**The problem:**
Copy each line exactly. Drop every picture.

Dataset entries:

--- begin ---

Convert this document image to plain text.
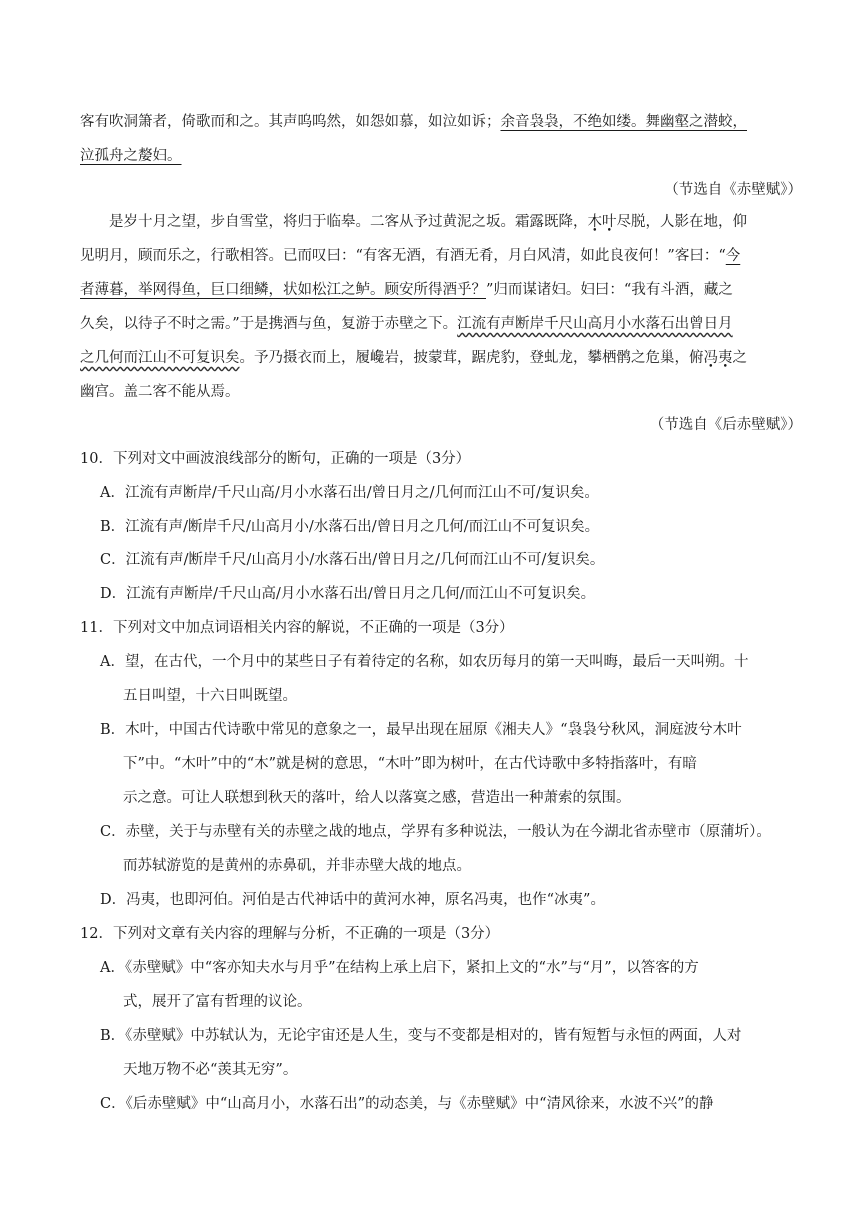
客有吹洞箫者，倚歌而和之。其声呜呜然，如怨如慕，如泣如诉；余音袅袅，不绝如缕。舞幽壑之潜蛟，
泣孤舟之嫠妇。
（节选自《赤壁赋》）
是岁十月之望，步自雪堂，将归于临皋。二客从予过黄泥之坂。霜露既降，木叶尽脱，人影在地，仰
见明月，顾而乐之，行歌相答。已而叹曰：“有客无酒，有酒无肴，月白风清，如此良夜何！”客曰：“今
者薄暮，举网得鱼，巨口细鳞，状如松江之鲈。顾安所得酒乎？”归而谋诸妇。妇曰：“我有斗酒，藏之
久矣，以待子不时之需。”于是携酒与鱼，复游于赤壁之下。江流有声断岸千尺山高月小水落石出曾日月
之几何而江山不可复识矣。予乃摄衣而上，履巉岩，披蒙茸，踞虎豹，登虬龙，攀栖鹘之危巢，俯冯夷之
幽宫。盖二客不能从焉。
（节选自《后赤壁赋》）
10．下列对文中画波浪线部分的断句，正确的一项是（3分）
A．江流有声断岸/千尺山高/月小水落石出/曾日月之/几何而江山不可/复识矣。
B．江流有声/断岸千尺/山高月小/水落石出/曾日月之几何/而江山不可复识矣。
C．江流有声/断岸千尺/山高月小/水落石出/曾日月之/几何而江山不可/复识矣。
D．江流有声断岸/千尺山高/月小水落石出/曾日月之几何/而江山不可复识矣。
11．下列对文中加点词语相关内容的解说，不正确的一项是（3分）
A．望，在古代，一个月中的某些日子有着待定的名称，如农历每月的第一天叫晦，最后一天叫朔。十
五日叫望，十六日叫既望。
B．木叶，中国古代诗歌中常见的意象之一，最早出现在屈原《湘夫人》“袅袅兮秋风，洞庭波兮木叶
下”中。“木叶”中的“木”就是树的意思，“木叶”即为树叶，在古代诗歌中多特指落叶，有暗
示之意。可让人联想到秋天的落叶，给人以落寞之感，营造出一种萧索的氛围。
C．赤壁，关于与赤壁有关的赤壁之战的地点，学界有多种说法，一般认为在今湖北省赤壁市（原蒲圻）。
而苏轼游览的是黄州的赤鼻矶，并非赤壁大战的地点。
D．冯夷，也即河伯。河伯是古代神话中的黄河水神，原名冯夷，也作“冰夷”。
12．下列对文章有关内容的理解与分析，不正确的一项是（3分）
A．《赤壁赋》中“客亦知夫水与月乎”在结构上承上启下，紧扣上文的“水”与“月”，以答客的方
式，展开了富有哲理的议论。
B．《赤壁赋》中苏轼认为，无论宇宙还是人生，变与不变都是相对的，皆有短暂与永恒的两面，人对
天地万物不必“羡其无穷”。
C．《后赤壁赋》中“山高月小，水落石出”的动态美，与《赤壁赋》中“清风徐来，水波不兴”的静
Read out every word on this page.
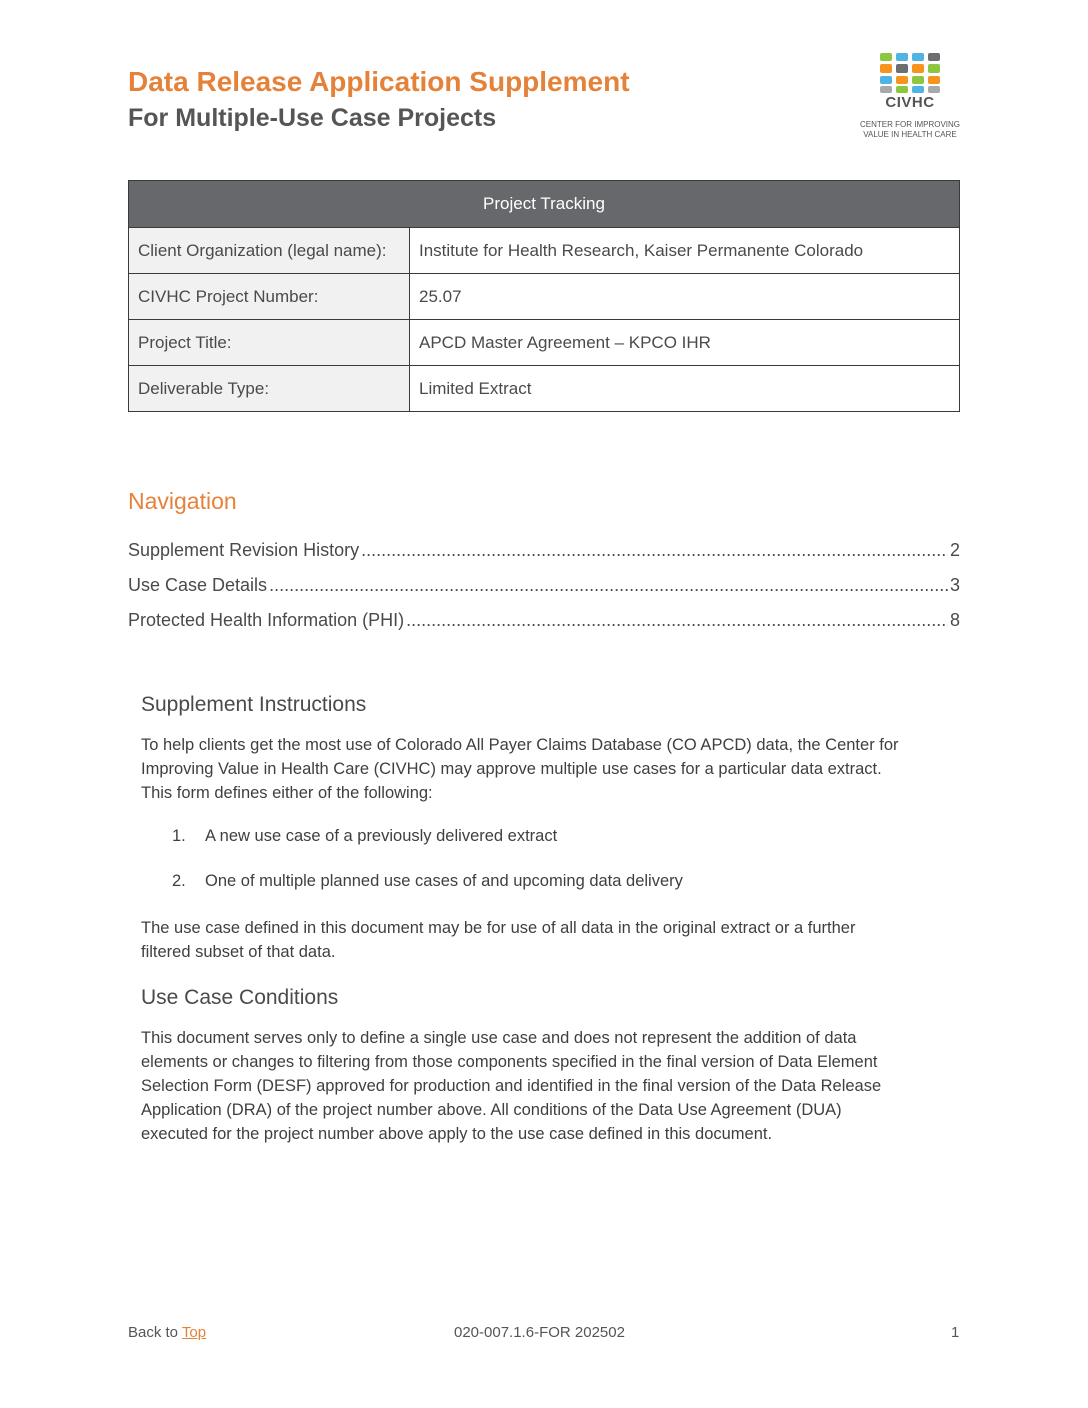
Data Release Application Supplement
For Multiple-Use Case Projects
CIVHC
CENTER FOR IMPROVING
VALUE IN HEALTH CARE
Project Tracking	
Client Organization (legal name):	Institute for Health Research, Kaiser Permanente Colorado
CIVHC Project Number:	25.07
Project Title:	APCD Master Agreement – KPCO IHR
Deliverable Type:	Limited Extract
Navigation
Supplement Revision History .....	2
Use Case Details .....	3
Protected Health Information (PHI) .....	8
Supplement Instructions

To help clients get the most use of Colorado All Payer Claims Database (CO APCD) data, the Center for

Improving Value in Health Care (CIVHC) may approve multiple use cases for a particular data extract.

This form defines either of the following:

1. A new use case of a previously delivered extract
2. One of multiple planned use cases of and upcoming data delivery

The use case defined in this document may be for use of all data in the original extract or a further

filtered subset of that data.

Use Case Conditions

This document serves only to define a single use case and does not represent the addition of data

elements or changes to filtering from those components specified in the final version of Data Element

Selection Form (DESF) approved for production and identified in the final version of the Data Release

Application (DRA) of the project number above. All conditions of the Data Use Agreement (DUA)

executed for the project number above apply to the use case defined in this document.

Back to Top	020-007.1.6-FOR 202502	1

--- end ---

**Exercise answer:**
Convert this document image to plain text.
客有吹洞箫者，倚歌而和之。其声呜呜然，如怨如慕，如泣如诉；余音袅袅，不绝如缕。舞幽壑之潜蛟，
泣孤舟之嫠妇。
（节选自《赤壁赋》）
是岁十月之望，步自雪堂，将归于临皋。二客从予过黄泥之坂。霜露既降，木叶尽脱，人影在地，仰
见明月，顾而乐之，行歌相答。已而叹曰：“有客无酒，有酒无肴，月白风清，如此良夜何！”客曰：“今
者薄暮，举网得鱼，巨口细鳞，状如松江之鲈。顾安所得酒乎？”归而谋诸妇。妇曰：“我有斗酒，藏之
久矣，以待子不时之需。”于是携酒与鱼，复游于赤壁之下。江流有声断岸千尺山高月小水落石出曾日月
之几何而江山不可复识矣。予乃摄衣而上，履巉岩，披蒙茸，踞虎豹，登虬龙，攀栖鹘之危巢，俯冯夷之
幽宫。盖二客不能从焉。
（节选自《后赤壁赋》）
10．下列对文中画波浪线部分的断句，正确的一项是（3分）
A．江流有声断岸/千尺山高/月小水落石出/曾日月之/几何而江山不可/复识矣。
B．江流有声/断岸千尺/山高月小/水落石出/曾日月之几何/而江山不可复识矣。
C．江流有声/断岸千尺/山高月小/水落石出/曾日月之/几何而江山不可/复识矣。
D．江流有声断岸/千尺山高/月小水落石出/曾日月之几何/而江山不可复识矣。
11．下列对文中加点词语相关内容的解说，不正确的一项是（3分）
A．望，在古代，一个月中的某些日子有着待定的名称，如农历每月的第一天叫晦，最后一天叫朔。十
五日叫望，十六日叫既望。
B．木叶，中国古代诗歌中常见的意象之一，最早出现在屈原《湘夫人》“袅袅兮秋风，洞庭波兮木叶
下”中。“木叶”中的“木”就是树的意思，“木叶”即为树叶，在古代诗歌中多特指落叶，有暗
示之意。可让人联想到秋天的落叶，给人以落寞之感，营造出一种萧索的氛围。
C．赤壁，关于与赤壁有关的赤壁之战的地点，学界有多种说法，一般认为在今湖北省赤壁市（原蒲圻）。
而苏轼游览的是黄州的赤鼻矶，并非赤壁大战的地点。
D．冯夷，也即河伯。河伯是古代神话中的黄河水神，原名冯夷，也作“冰夷”。
12．下列对文章有关内容的理解与分析，不正确的一项是（3分）
A．《赤壁赋》中“客亦知夫水与月乎”在结构上承上启下，紧扣上文的“水”与“月”，以答客的方
式，展开了富有哲理的议论。
B．《赤壁赋》中苏轼认为，无论宇宙还是人生，变与不变都是相对的，皆有短暂与永恒的两面，人对
天地万物不必“羡其无穷”。
C．《后赤壁赋》中“山高月小，水落石出”的动态美，与《赤壁赋》中“清风徐来，水波不兴”的静
Read out every word on this page.
Data Release Application Supplement
For Multiple-Use Case Projects
CIVHC
CENTER FOR IMPROVING
VALUE IN HEALTH CARE
Project Tracking	
Client Organization (legal name):	Institute for Health Research, Kaiser Permanente Colorado
CIVHC Project Number:	25.07
Project Title:	APCD Master Agreement – KPCO IHR
Deliverable Type:	Limited Extract
Navigation
Supplement Revision History .....	2
Use Case Details .....	3
Protected Health Information (PHI) .....	8
Supplement Instructions

To help clients get the most use of Colorado All Payer Claims Database (CO APCD) data, the Center for

Improving Value in Health Care (CIVHC) may approve multiple use cases for a particular data extract.

This form defines either of the following:

1. A new use case of a previously delivered extract
2. One of multiple planned use cases of and upcoming data delivery

The use case defined in this document may be for use of all data in the original extract or a further

filtered subset of that data.

Use Case Conditions

This document serves only to define a single use case and does not represent the addition of data

elements or changes to filtering from those components specified in the final version of Data Element

Selection Form (DESF) approved for production and identified in the final version of the Data Release

Application (DRA) of the project number above. All conditions of the Data Use Agreement (DUA)

executed for the project number above apply to the use case defined in this document.

Back to Top	020-007.1.6-FOR 202502	1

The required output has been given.